=== Testo fornito ===

Tre architetti e un viticoltore collaborano al progetto di ampliamento di una cantina vinicola ipogea. Design Walter Angonese, Silvia Boday, Rainer Köberl. Testo Walter Angonese. Fotos Walter Niedermayr.

Penso che il termine 'ampliamento' esprima in modo appropriato l'atteggiamento mentale alla base di questo progetto. Accetta ciò che è preesistente, una prospettiva dialettica che tiene conto di concetti come "storia trasfigurata" e "paesaggio amato". Si voleva infatti raggiungere una sorta di legittimità socio-politica: l'architettura contemporanea non solo come mezzo di autosoddisfazione basato su percorsi astratti, ma come parte di un ambiente 'vivente'. È un'architettura che si fonda su un'esperienza condivisa e che dà forma concreta a tre anni di lavoro e riflessione con e sul vino.

Una storica azienda vinicola (1608), legata alla figura della contessa Enzenberg, aveva bisogno di essere ingrandita per dare spazio a cantine, a magazzini e a un punto vendita. Benché i vini Enzenberg si producano da quattrocento anni, il conte Michael Goëss-Enzenberg, proprietario dell'azienda e viticoltore, considera ancora Manincor come qualcosa di nuovo. E ciò poteva e doveva essere reso evidente attraverso l'ampliamento della cantina: Enzenberg non è soltanto un nobile viticoltore, ma anche il quarto 'architetto'. Il progetto rende giustizia ai parallelismi tra le idee e l'atteggiamento del conte nei confronti della vinificazione e le esigenze degli architetti. Ciò ha contribuito a far sì che l'architettura diventasse "un po' più autentica": soprattutto in questo mondo dell'architettura contemporanea applicata all'industria vinicola, dove spesso si preferisce puntare su considerazioni di carattere scenografico e sulle tecnologie della comunicazione.

=== Materiale mostrato ===

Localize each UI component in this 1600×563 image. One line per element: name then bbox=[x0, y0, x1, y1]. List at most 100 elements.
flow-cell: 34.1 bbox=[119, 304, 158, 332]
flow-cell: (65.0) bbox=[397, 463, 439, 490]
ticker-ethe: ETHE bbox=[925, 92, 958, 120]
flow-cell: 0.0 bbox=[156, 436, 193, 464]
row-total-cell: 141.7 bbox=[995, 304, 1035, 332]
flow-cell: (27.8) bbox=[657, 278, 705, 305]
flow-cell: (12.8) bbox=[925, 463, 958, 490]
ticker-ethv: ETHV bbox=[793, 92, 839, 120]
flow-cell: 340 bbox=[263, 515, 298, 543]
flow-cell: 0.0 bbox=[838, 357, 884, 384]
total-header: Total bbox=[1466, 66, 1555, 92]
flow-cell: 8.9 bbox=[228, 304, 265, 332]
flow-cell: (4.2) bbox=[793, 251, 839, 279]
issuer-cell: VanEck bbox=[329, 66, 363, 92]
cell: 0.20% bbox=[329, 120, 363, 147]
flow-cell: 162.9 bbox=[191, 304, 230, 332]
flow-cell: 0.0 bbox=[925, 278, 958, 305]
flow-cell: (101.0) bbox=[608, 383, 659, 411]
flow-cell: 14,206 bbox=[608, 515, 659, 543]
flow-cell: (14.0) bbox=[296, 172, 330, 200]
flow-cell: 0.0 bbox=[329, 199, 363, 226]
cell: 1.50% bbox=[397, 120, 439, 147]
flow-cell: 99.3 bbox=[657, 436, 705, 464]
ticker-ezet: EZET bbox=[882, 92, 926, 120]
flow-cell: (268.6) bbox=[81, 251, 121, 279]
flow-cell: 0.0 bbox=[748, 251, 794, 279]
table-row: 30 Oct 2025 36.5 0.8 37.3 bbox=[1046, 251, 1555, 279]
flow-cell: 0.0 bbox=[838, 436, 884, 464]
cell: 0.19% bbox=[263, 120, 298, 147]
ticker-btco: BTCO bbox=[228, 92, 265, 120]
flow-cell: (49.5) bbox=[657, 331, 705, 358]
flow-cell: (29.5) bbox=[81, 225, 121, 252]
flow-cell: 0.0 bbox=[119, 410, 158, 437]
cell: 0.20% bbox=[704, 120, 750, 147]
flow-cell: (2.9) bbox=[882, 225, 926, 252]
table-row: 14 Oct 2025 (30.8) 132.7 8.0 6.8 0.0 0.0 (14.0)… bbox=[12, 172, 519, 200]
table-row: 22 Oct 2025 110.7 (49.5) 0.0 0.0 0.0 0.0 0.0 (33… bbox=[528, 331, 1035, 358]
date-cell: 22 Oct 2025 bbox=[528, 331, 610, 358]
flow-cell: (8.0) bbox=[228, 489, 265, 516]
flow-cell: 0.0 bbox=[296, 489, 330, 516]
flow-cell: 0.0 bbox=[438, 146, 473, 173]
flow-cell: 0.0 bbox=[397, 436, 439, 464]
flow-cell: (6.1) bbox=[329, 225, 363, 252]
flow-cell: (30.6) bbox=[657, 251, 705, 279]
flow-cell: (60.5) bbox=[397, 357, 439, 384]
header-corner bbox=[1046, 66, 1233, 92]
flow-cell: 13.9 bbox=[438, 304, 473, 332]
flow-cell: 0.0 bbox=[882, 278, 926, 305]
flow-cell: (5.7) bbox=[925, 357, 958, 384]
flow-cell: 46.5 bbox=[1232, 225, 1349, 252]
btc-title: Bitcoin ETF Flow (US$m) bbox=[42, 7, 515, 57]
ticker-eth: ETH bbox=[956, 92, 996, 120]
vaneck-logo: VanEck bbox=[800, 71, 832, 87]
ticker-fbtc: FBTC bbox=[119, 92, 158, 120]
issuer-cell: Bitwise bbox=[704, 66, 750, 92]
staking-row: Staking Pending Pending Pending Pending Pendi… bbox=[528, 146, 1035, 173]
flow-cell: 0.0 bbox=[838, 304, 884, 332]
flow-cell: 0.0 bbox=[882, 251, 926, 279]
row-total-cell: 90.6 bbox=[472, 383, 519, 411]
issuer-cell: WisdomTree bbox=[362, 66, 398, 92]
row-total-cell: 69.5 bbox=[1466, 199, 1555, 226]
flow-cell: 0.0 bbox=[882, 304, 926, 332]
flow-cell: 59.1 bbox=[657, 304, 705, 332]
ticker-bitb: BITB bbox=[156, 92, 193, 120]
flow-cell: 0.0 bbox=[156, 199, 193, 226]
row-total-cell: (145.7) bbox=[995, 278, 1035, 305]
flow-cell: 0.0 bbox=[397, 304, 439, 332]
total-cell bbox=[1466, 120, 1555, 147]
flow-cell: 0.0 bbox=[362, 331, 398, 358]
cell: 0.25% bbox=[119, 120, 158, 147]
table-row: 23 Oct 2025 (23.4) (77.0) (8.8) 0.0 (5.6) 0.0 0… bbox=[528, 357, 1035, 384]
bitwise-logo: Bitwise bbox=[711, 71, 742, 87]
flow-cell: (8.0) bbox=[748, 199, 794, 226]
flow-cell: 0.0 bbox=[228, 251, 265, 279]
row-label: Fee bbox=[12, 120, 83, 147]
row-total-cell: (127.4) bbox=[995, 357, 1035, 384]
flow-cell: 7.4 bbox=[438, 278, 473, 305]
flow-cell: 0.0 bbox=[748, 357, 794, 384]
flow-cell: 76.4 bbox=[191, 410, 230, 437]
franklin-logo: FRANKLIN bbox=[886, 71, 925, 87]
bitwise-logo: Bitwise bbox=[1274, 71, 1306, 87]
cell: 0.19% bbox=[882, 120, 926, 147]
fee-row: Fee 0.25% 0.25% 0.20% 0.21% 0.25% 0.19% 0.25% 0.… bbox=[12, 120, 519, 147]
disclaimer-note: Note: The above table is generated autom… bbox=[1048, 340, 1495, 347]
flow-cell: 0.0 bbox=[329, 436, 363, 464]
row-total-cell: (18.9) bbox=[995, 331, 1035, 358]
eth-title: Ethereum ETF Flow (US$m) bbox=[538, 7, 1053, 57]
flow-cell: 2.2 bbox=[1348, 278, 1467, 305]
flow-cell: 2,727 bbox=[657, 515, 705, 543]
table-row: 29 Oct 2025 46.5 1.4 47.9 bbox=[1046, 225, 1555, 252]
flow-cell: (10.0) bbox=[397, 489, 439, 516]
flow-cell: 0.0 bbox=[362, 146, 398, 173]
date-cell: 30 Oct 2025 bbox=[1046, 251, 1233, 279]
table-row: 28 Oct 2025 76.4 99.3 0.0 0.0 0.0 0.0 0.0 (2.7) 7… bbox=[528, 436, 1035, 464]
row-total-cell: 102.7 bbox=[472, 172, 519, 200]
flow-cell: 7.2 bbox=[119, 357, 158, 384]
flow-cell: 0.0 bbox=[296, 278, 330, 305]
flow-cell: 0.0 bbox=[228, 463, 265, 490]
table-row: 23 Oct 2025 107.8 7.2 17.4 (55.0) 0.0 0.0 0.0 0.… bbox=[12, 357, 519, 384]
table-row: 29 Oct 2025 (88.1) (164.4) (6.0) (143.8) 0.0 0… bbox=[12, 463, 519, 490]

===

→ Il tuo compito
Restituisci senza modifiche il passo del testo sull'ampliamento della cantina da "Penso che il" a "e sul vino.". I dati sono materiale a sé, distinto dal testo.

→ Risultato dell'esercizio
Penso che il termine 'ampliamento' esprima in modo appropriato l'atteggiamento mentale alla base di questo progetto. Accetta ciò che è preesistente, una prospettiva dialettica che tiene conto di concetti come "storia trasfigurata" e "paesaggio amato". Si voleva infatti raggiungere una sorta di legittimità socio-politica: l'architettura contemporanea non solo come mezzo di autosoddisfazione basato su percorsi astratti, ma come parte di un ambiente 'vivente'. È un'architettura che si fonda su un'esperienza condivisa e che dà forma concreta a tre anni di lavoro e riflessione con e sul vino.